Work instructions -
- A) In the Java performance optimization notes, what vtable cost is given for 10K entities × 10 updater types?
- B) Pick up the Java performance optimization notes where they stop and carry them on.

Document section -
* * * * *

Measurement. Slight JIT improvement; refactoring safer.

Lesson: Sealed hierarchies enable JIT optimization and compile-time exhaustiveness.


Optimization 7: Inline hot path manually for tight loops

Before

abstract class Updater {
    public final void tick(List<Entity> entities) {
        for (Entity e : entities) update(e);   // megamorphic if many Updater types
    }
    protected abstract void update(Entity e);
}

For 10K entities × 10 updater types: vtable cost ~30µs.

After (manual specialization)

public final class TightLoop {
    public static void tick(EntityList list) {
        switch (list.type) {
            case PHYSICS -> tickPhysics(list);
            case AI -> tickAi(list);
            case RENDER -> tickRender(list);
        }
    }

    private static void tickPhysics(EntityList list) {
        for (PhysicsEntity e : list.physicsEntities) {
            // fully monomorphic; JIT inlines
            e.position.add(e.velocity);
        }
    }
}

Measurement. Per-tick savings of µs; matters in 60+fps loops.

Trade-off. More code; less polymorphic flexibility. Use only in measured hot paths.

Lesson: For ultra-hot inner loops, hand-specialize beyond polymorphic dispatch.


Optimization 8: Precompute hooks at registration

Before

public final void run() {
    for (Plugin p : plugins) {
        p.before();
        p.handle();
        p.after();
    }
}

Polymorphic dispatch per call per plugin.

* * * * *

Data records -
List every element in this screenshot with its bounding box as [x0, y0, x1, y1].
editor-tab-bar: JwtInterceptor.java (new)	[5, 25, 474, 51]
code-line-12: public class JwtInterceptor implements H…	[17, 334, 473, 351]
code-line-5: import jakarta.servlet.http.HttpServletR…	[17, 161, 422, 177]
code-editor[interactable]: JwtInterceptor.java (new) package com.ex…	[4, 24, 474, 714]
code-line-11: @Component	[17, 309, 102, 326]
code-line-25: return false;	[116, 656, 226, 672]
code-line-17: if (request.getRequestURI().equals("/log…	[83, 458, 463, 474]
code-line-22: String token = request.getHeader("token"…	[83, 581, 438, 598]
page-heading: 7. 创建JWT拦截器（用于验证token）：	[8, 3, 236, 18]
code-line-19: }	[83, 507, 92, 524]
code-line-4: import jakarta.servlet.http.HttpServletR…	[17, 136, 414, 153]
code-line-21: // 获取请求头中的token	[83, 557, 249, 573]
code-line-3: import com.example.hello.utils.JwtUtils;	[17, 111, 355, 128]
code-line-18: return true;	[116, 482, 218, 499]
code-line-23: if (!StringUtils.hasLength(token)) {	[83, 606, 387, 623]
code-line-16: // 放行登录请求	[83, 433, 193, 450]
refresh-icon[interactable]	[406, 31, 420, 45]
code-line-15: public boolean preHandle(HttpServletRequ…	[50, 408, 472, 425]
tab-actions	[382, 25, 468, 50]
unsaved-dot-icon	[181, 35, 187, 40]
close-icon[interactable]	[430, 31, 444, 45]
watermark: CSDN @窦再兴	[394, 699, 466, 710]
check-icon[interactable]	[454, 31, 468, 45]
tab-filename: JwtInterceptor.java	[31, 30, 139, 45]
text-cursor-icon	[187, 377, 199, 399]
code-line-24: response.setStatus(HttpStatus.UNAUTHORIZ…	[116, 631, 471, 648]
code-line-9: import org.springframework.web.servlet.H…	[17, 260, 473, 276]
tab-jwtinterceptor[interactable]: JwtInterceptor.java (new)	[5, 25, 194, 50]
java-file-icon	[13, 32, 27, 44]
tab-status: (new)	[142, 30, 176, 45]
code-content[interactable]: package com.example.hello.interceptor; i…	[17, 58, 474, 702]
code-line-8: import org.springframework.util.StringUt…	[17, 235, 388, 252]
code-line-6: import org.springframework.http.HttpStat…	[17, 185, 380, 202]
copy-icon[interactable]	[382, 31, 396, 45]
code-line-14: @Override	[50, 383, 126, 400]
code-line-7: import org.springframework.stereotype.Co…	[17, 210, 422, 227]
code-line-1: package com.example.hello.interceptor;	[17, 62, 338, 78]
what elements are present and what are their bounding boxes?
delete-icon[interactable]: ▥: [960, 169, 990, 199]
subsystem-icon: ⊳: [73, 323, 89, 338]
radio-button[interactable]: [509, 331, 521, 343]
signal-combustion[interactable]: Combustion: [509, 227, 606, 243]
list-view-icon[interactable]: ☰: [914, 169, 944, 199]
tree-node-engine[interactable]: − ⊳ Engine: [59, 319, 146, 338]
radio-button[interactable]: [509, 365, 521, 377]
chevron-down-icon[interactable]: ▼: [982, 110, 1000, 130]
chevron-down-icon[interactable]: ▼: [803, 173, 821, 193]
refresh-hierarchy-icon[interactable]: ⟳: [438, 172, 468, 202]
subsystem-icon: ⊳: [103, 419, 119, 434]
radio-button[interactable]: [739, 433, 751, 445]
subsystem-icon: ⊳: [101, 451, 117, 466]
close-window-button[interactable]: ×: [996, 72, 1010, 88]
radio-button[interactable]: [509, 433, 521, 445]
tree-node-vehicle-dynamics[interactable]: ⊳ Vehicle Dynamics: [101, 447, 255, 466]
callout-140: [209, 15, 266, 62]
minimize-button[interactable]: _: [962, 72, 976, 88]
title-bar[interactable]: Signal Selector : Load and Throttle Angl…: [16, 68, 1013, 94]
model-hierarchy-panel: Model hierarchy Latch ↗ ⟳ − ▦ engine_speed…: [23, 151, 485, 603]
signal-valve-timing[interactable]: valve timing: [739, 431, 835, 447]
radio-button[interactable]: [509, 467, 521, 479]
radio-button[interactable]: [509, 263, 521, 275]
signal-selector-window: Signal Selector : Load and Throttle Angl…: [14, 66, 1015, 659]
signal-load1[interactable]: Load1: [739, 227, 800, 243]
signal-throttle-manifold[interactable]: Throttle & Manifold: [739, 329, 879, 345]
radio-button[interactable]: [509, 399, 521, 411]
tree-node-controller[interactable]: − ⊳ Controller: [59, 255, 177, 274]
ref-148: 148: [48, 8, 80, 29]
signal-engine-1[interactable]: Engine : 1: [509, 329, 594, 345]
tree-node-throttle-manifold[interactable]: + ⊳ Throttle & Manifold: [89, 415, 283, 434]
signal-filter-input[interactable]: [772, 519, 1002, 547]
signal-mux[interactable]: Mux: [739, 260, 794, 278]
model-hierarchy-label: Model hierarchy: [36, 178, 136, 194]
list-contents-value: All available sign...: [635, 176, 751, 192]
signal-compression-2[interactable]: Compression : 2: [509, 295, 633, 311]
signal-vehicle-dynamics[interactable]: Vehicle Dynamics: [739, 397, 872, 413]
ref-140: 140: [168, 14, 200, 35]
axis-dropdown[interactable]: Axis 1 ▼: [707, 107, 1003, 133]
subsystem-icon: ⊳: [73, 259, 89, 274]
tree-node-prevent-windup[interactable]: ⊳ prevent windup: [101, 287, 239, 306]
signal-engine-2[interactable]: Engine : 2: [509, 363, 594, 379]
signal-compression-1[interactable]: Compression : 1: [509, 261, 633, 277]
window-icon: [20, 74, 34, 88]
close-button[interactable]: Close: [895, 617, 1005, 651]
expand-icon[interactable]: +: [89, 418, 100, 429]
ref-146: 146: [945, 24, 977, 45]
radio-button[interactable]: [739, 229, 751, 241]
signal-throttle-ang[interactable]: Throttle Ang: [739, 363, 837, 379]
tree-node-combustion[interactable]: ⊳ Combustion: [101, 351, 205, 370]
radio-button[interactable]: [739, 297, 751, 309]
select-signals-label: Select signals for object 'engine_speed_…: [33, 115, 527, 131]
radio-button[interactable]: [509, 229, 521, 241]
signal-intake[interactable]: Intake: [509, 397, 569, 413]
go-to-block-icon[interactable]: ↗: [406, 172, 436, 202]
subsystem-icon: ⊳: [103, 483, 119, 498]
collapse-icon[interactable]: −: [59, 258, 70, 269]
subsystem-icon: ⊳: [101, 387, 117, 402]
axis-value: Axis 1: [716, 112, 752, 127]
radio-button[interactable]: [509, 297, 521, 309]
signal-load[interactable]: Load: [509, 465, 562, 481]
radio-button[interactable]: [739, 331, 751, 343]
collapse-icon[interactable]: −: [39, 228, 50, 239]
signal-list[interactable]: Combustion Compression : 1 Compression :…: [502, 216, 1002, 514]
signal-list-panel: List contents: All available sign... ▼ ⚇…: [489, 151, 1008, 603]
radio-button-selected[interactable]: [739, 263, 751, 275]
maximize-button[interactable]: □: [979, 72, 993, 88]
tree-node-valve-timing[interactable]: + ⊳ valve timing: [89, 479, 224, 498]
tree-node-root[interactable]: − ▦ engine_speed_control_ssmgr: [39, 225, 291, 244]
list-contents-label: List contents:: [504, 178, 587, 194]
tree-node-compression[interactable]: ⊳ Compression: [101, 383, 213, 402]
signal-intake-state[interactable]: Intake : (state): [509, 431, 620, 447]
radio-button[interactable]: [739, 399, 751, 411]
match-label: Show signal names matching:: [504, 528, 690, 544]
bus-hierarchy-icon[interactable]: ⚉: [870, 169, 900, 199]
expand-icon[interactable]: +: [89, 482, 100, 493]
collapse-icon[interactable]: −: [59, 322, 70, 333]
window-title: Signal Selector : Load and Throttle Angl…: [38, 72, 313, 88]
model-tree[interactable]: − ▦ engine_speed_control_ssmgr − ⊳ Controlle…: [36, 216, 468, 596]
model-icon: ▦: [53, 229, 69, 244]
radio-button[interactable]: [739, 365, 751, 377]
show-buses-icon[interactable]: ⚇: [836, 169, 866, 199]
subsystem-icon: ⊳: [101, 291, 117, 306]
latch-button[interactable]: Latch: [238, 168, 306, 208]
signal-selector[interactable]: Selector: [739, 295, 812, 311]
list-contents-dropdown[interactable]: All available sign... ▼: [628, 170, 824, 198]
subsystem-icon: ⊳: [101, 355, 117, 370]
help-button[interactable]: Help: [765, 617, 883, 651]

* * * * *

Answers per task -
- A) About 30µs.

- B)
After

private final List<Runnable> beforeHooks = new ArrayList<>();
private final List<Runnable> handleHooks = new ArrayList<>();
private final List<Runnable> afterHooks = new ArrayList<>();

public void register(Plugin p) {
    beforeHooks.add(p::before);
    handleHooks.add(p::handle);
    afterHooks.add(p::after);
}

public final void run() {
    for (Runnable r : beforeHooks) r.run();
    for (Runnable r : handleHooks) r.run();
    for (Runnable r : afterHooks) r.run();
}

Measurement. Tighter loops; better cache locality. Only registered hooks actually present.

Lesson: Convert plugin polymorphism to flat lists of method references; JIT optimizes better.


Optimization 9: Drop hooks that are always no-op

Before

public abstract class Workflow {
    public final void run() {
        beforeStart();
        process();
        afterStart();
        beforeProcess();
        afterProcess();
        beforeEnd();
        afterEnd();
    }

    protected void beforeStart() {}
    protected void afterStart() {}
    protected void beforeProcess() {}
    protected void afterProcess() {}
    protected void beforeEnd() {}
    protected void afterEnd() {}
}

7 hooks; 5 always no-op in practice.

After

public abstract class Workflow {
    public final void run() {
        process();
    }

    protected abstract void process();
}

Measurement. Less code; less indirection; faster.

Lesson: Audit hooks. Drop those nobody uses. If everyone overrides one to inject the same thing, make it part of the template.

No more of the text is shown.